[SET EXERCISE]
Copy out the data below as written; omit any images.

++++++++++++++++++++

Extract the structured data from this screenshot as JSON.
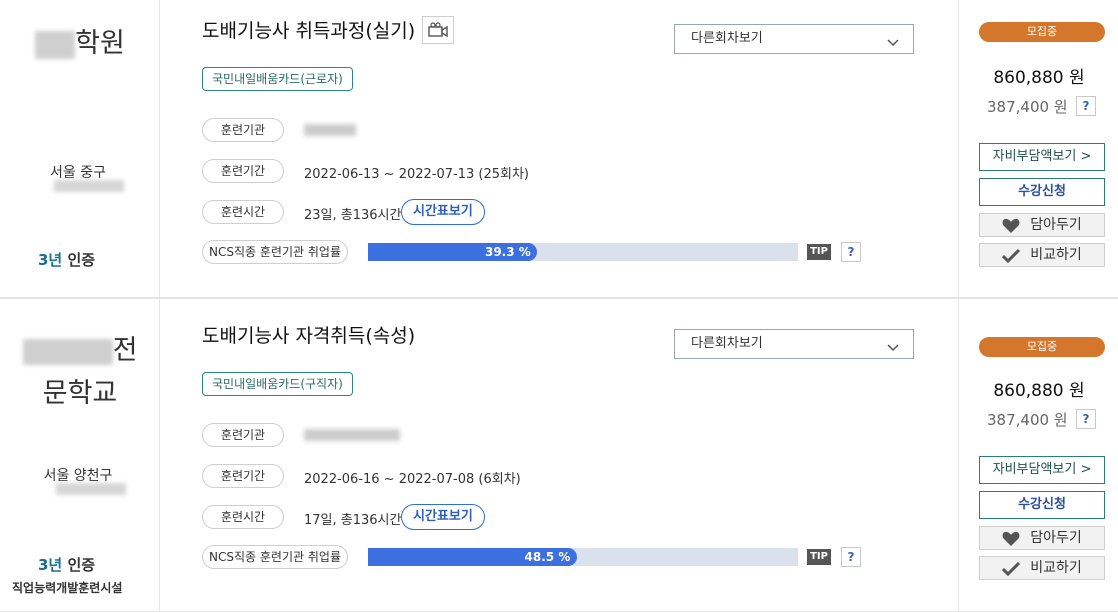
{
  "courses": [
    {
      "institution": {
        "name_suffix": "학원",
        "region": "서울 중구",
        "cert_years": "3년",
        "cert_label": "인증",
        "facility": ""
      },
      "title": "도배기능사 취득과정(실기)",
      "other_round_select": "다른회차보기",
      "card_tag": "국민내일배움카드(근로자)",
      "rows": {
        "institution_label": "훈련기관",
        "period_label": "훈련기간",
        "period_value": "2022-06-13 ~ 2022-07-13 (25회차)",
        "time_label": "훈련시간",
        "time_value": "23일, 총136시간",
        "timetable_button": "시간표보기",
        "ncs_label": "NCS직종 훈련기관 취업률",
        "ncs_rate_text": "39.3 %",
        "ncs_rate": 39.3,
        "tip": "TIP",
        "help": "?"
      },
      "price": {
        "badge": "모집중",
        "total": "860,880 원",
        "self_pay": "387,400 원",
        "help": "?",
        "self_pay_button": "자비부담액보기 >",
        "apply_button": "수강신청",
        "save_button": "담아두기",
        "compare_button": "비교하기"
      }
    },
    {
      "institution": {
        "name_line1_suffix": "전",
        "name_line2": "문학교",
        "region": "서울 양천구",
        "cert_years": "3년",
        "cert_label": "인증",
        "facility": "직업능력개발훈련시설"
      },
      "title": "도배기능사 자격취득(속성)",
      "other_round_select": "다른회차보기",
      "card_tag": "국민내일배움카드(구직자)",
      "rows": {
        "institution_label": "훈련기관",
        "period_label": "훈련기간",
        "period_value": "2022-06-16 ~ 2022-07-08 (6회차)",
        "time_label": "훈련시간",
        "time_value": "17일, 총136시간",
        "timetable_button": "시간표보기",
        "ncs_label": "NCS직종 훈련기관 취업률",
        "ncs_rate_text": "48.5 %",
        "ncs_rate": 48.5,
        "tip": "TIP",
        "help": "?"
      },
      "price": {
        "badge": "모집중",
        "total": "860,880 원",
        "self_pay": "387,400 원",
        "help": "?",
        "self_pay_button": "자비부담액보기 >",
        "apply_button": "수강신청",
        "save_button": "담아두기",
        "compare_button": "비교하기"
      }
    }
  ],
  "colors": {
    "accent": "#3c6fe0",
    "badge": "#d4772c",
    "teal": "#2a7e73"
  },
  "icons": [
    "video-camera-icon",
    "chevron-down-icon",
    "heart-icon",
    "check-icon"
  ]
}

++++++++++++++++++++

[THE ANSWER]
Extract the structured data from this screenshot as JSON.
{
  "courses": [
    {
      "institution": {
        "name_suffix": "학원",
        "region": "서울 중구",
        "cert_years": "3년",
        "cert_label": "인증",
        "facility": ""
      },
      "title": "도배기능사 취득과정(실기)",
      "other_round_select": "다른회차보기",
      "card_tag": "국민내일배움카드(근로자)",
      "rows": {
        "institution_label": "훈련기관",
        "period_label": "훈련기간",
        "period_value": "2022-06-13 ~ 2022-07-13 (25회차)",
        "time_label": "훈련시간",
        "time_value": "23일, 총136시간",
        "timetable_button": "시간표보기",
        "ncs_label": "NCS직종 훈련기관 취업률",
        "ncs_rate_text": "39.3 %",
        "ncs_rate": 39.3,
        "tip": "TIP",
        "help": "?"
      },
      "price": {
        "badge": "모집중",
        "total": "860,880 원",
        "self_pay": "387,400 원",
        "help": "?",
        "self_pay_button": "자비부담액보기 >",
        "apply_button": "수강신청",
        "save_button": "담아두기",
        "compare_button": "비교하기"
      }
    },
    {
      "institution": {
        "name_line1_suffix": "전",
        "name_line2": "문학교",
        "region": "서울 양천구",
        "cert_years": "3년",
        "cert_label": "인증",
        "facility": "직업능력개발훈련시설"
      },
      "title": "도배기능사 자격취득(속성)",
      "other_round_select": "다른회차보기",
      "card_tag": "국민내일배움카드(구직자)",
      "rows": {
        "institution_label": "훈련기관",
        "period_label": "훈련기간",
        "period_value": "2022-06-16 ~ 2022-07-08 (6회차)",
        "time_label": "훈련시간",
        "time_value": "17일, 총136시간",
        "timetable_button": "시간표보기",
        "ncs_label": "NCS직종 훈련기관 취업률",
        "ncs_rate_text": "48.5 %",
        "ncs_rate": 48.5,
        "tip": "TIP",
        "help": "?"
      },
      "price": {
        "badge": "모집중",
        "total": "860,880 원",
        "self_pay": "387,400 원",
        "help": "?",
        "self_pay_button": "자비부담액보기 >",
        "apply_button": "수강신청",
        "save_button": "담아두기",
        "compare_button": "비교하기"
      }
    }
  ],
  "colors": {
    "accent": "#3c6fe0",
    "badge": "#d4772c",
    "teal": "#2a7e73"
  },
  "icons": [
    "video-camera-icon",
    "chevron-down-icon",
    "heart-icon",
    "check-icon"
  ]
}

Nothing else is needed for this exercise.